* start RECORD EXCERPTS *

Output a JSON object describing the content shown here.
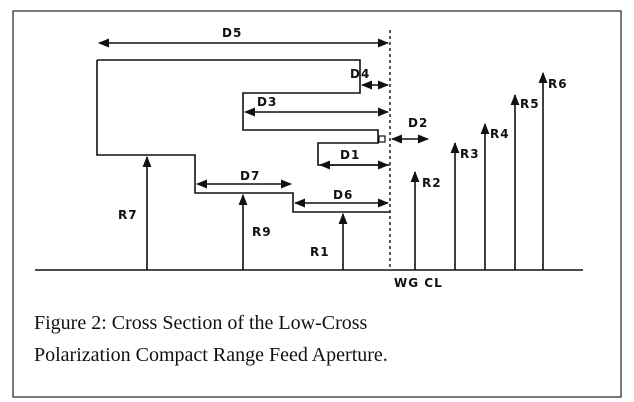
{
  "labels": {
    "d5": "D5",
    "d4": "D4",
    "d3": "D3",
    "d2": "D2",
    "d1": "D1",
    "d7": "D7",
    "d6": "D6",
    "r7": "R7",
    "r9": "R9",
    "r1": "R1",
    "r2": "R2",
    "r3": "R3",
    "r4": "R4",
    "r5": "R5",
    "r6": "R6",
    "wgcl": "WG CL"
  },
  "caption": [
    "Figure 2: Cross Section of the Low-Cross",
    "Polarization Compact Range Feed Aperture."
  ]
}
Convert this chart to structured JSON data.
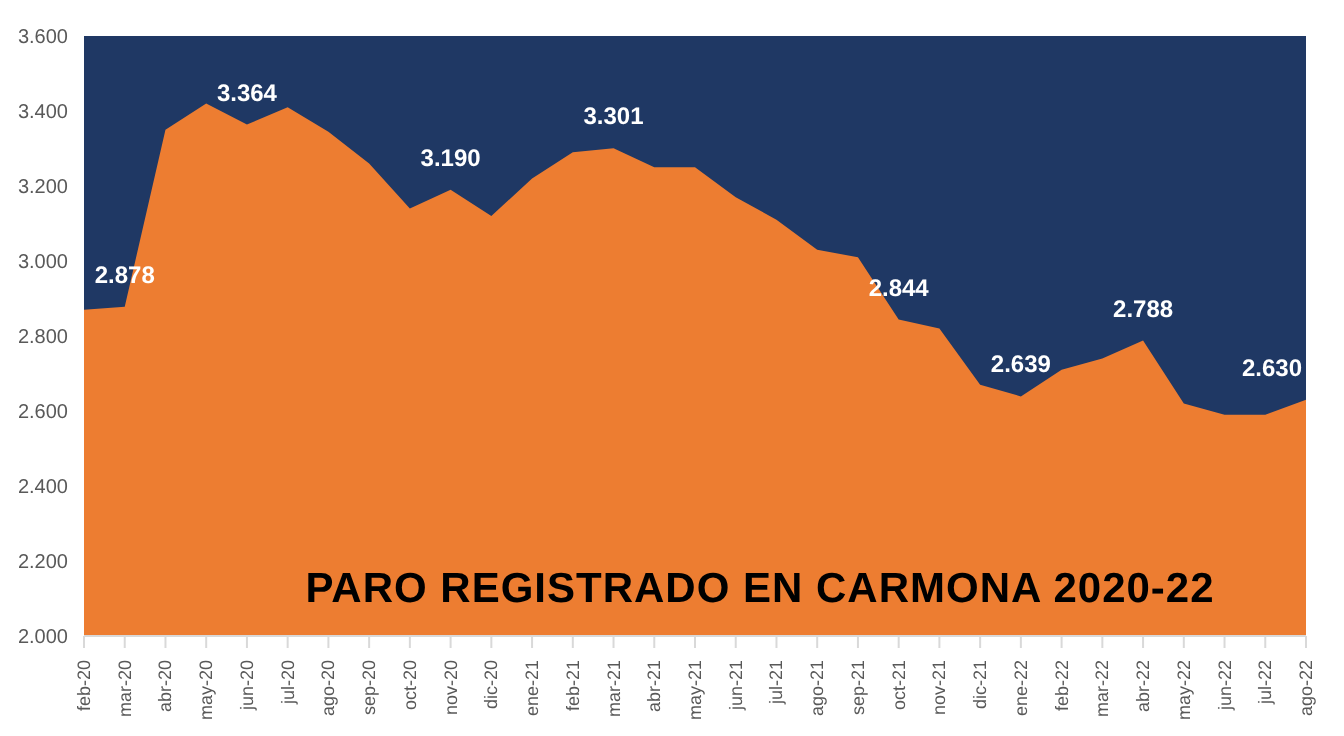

* end RECORD EXCERPTS *

• **GIVEN EXERCISE**: Restate each entry word for word, please, but drop any images it holds.

• **SOLUTION TO THE EXERCISE**:
Output a JSON object describing the content shown here.
{
  "labels": {
    "d5": "D5",
    "d4": "D4",
    "d3": "D3",
    "d2": "D2",
    "d1": "D1",
    "d7": "D7",
    "d6": "D6",
    "r7": "R7",
    "r9": "R9",
    "r1": "R1",
    "r2": "R2",
    "r3": "R3",
    "r4": "R4",
    "r5": "R5",
    "r6": "R6",
    "wgcl": "WG CL"
  },
  "caption": [
    "Figure 2: Cross Section of the Low-Cross",
    "Polarization Compact Range Feed Aperture."
  ]
}
Convert this chart to structured JSON data.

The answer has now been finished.